(Stored data)
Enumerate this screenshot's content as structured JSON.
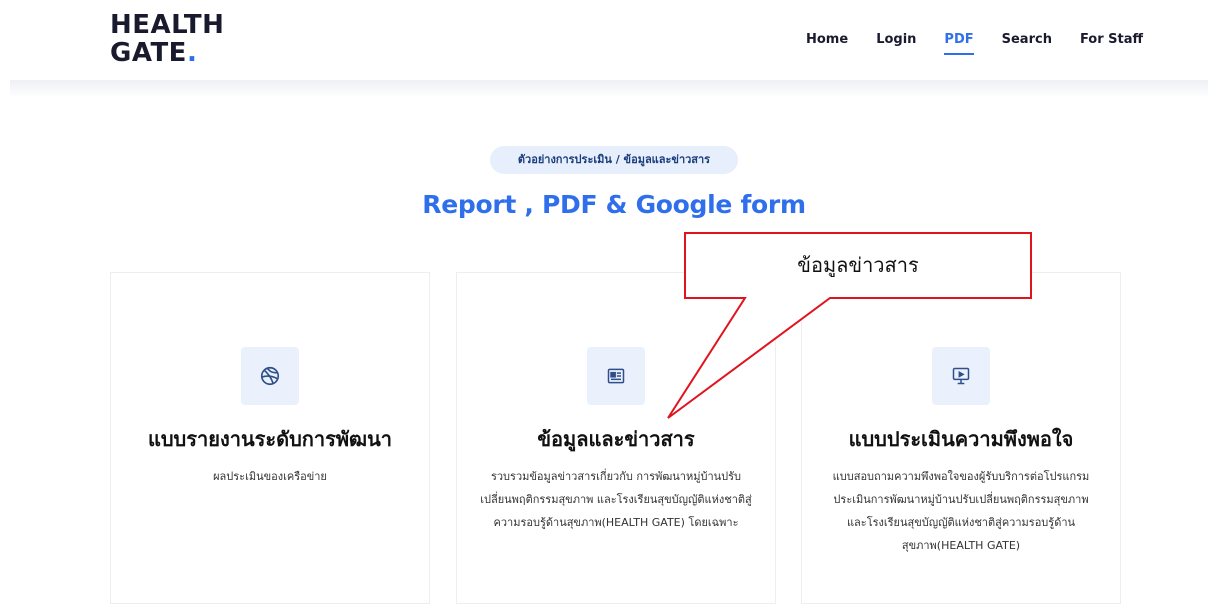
{
  "header": {
    "logo_line1": "HEALTH",
    "logo_line2": "GATE",
    "logo_dot": ".",
    "nav": [
      "Home",
      "Login",
      "PDF",
      "Search",
      "For Staff"
    ],
    "active_nav": "PDF"
  },
  "breadcrumb": "ตัวอย่างการประเมิน / ข้อมูลและข่าวสาร",
  "section_title": "Report , PDF & Google form",
  "cards": [
    {
      "icon": "dribbble-icon",
      "title": "แบบรายงานระดับการพัฒนา",
      "description": "ผลประเมินของเครือข่าย"
    },
    {
      "icon": "newspaper-icon",
      "title": "ข้อมูลและข่าวสาร",
      "description": "รวบรวมข้อมูลข่าวสารเกี่ยวกับ การพัฒนาหมู่บ้านปรับเปลี่ยนพฤติกรรมสุขภาพ และโรงเรียนสุขบัญญัติแห่งชาติสู่ความรอบรู้ด้านสุขภาพ(HEALTH GATE) โดยเฉพาะ"
    },
    {
      "icon": "presentation-icon",
      "title": "แบบประเมินความพึงพอใจ",
      "description": "แบบสอบถามความพึงพอใจของผู้รับบริการต่อโปรแกรมประเมินการพัฒนาหมู่บ้านปรับเปลี่ยนพฤติกรรมสุขภาพ และโรงเรียนสุขบัญญัติแห่งชาติสู่ความรอบรู้ด้านสุขภาพ(HEALTH GATE)"
    }
  ],
  "callout": "ข้อมูลข่าวสาร",
  "colors": {
    "accent": "#2f6fec",
    "callout_border": "#e0141e",
    "icon_bg": "#eaf1fc"
  }
}
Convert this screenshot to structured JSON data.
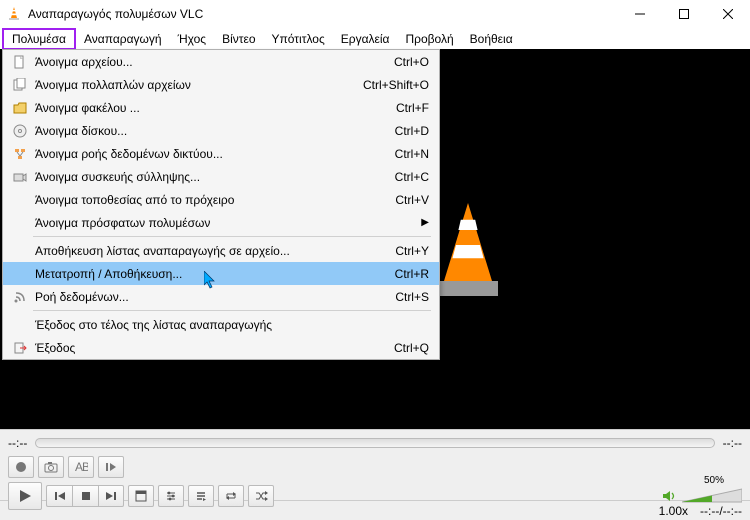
{
  "window": {
    "title": "Αναπαραγωγός πολυμέσων VLC"
  },
  "menubar": {
    "items": [
      {
        "label": "Πολυμέσα",
        "active": true
      },
      {
        "label": "Αναπαραγωγή"
      },
      {
        "label": "Ήχος"
      },
      {
        "label": "Βίντεο"
      },
      {
        "label": "Υπότιτλος"
      },
      {
        "label": "Εργαλεία"
      },
      {
        "label": "Προβολή"
      },
      {
        "label": "Βοήθεια"
      }
    ]
  },
  "dropdown": {
    "rows": [
      {
        "icon": "file-icon",
        "label": "Άνοιγμα αρχείου...",
        "shortcut": "Ctrl+O"
      },
      {
        "icon": "files-icon",
        "label": "Άνοιγμα πολλαπλών αρχείων",
        "shortcut": "Ctrl+Shift+O"
      },
      {
        "icon": "folder-icon",
        "label": "Άνοιγμα φακέλου ...",
        "shortcut": "Ctrl+F"
      },
      {
        "icon": "disc-icon",
        "label": "Άνοιγμα δίσκου...",
        "shortcut": "Ctrl+D"
      },
      {
        "icon": "network-icon",
        "label": "Άνοιγμα ροής δεδομένων δικτύου...",
        "shortcut": "Ctrl+N"
      },
      {
        "icon": "capture-icon",
        "label": "Άνοιγμα συσκευής σύλληψης...",
        "shortcut": "Ctrl+C"
      },
      {
        "icon": "",
        "label": "Άνοιγμα τοποθεσίας από το πρόχειρο",
        "shortcut": "Ctrl+V"
      },
      {
        "icon": "",
        "label": "Άνοιγμα πρόσφατων πολυμέσων",
        "shortcut": "",
        "submenu": true
      },
      {
        "sep": true
      },
      {
        "icon": "",
        "label": "Αποθήκευση λίστας αναπαραγωγής σε αρχείο...",
        "shortcut": "Ctrl+Y"
      },
      {
        "icon": "",
        "label": "Μετατροπή / Αποθήκευση...",
        "shortcut": "Ctrl+R",
        "highlighted": true
      },
      {
        "icon": "stream-icon",
        "label": "Ροή δεδομένων...",
        "shortcut": "Ctrl+S"
      },
      {
        "sep": true
      },
      {
        "icon": "",
        "label": "Έξοδος στο τέλος της λίστας αναπαραγωγής",
        "shortcut": ""
      },
      {
        "icon": "exit-icon",
        "label": "Έξοδος",
        "shortcut": "Ctrl+Q"
      }
    ]
  },
  "player": {
    "time_current": "--:--",
    "time_total": "--:--",
    "volume_pct": "50%",
    "speed": "1.00x",
    "status_time": "--:--/--:--"
  },
  "colors": {
    "accent": "#ff8800",
    "highlight": "#91c9f7",
    "active_border": "#a020f0"
  }
}
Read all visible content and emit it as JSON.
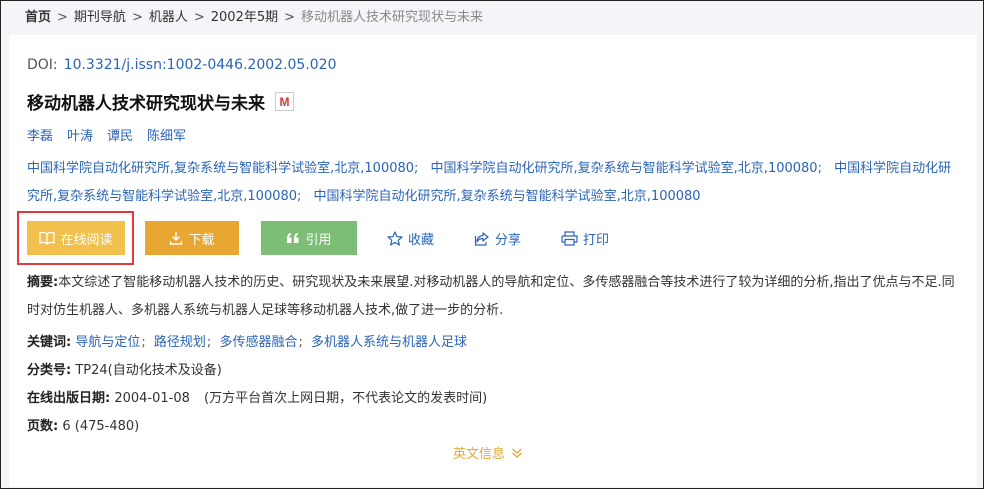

TASK DIRECTIONS.
Copy each line above that contains the string "ความรอบร".

COMPLETED EXERCISE.
      "description": "รวบรวมข้อมูลข่าวสารเกี่ยวกับ การพัฒนาหมู่บ้านปรับเปลี่ยนพฤติกรรมสุขภาพ และโรงเรียนสุขบัญญัติแห่งชาติสู่ความรอบรู้ด้านสุขภาพ(HEALTH GATE) โดยเฉพาะ"
      "description": "แบบสอบถามความพึงพอใจของผู้รับบริการต่อโปรแกรมประเมินการพัฒนาหมู่บ้านปรับเปลี่ยนพฤติกรรมสุขภาพ และโรงเรียนสุขบัญญัติแห่งชาติสู่ความรอบรู้ด้านสุขภาพ(HEALTH GATE)"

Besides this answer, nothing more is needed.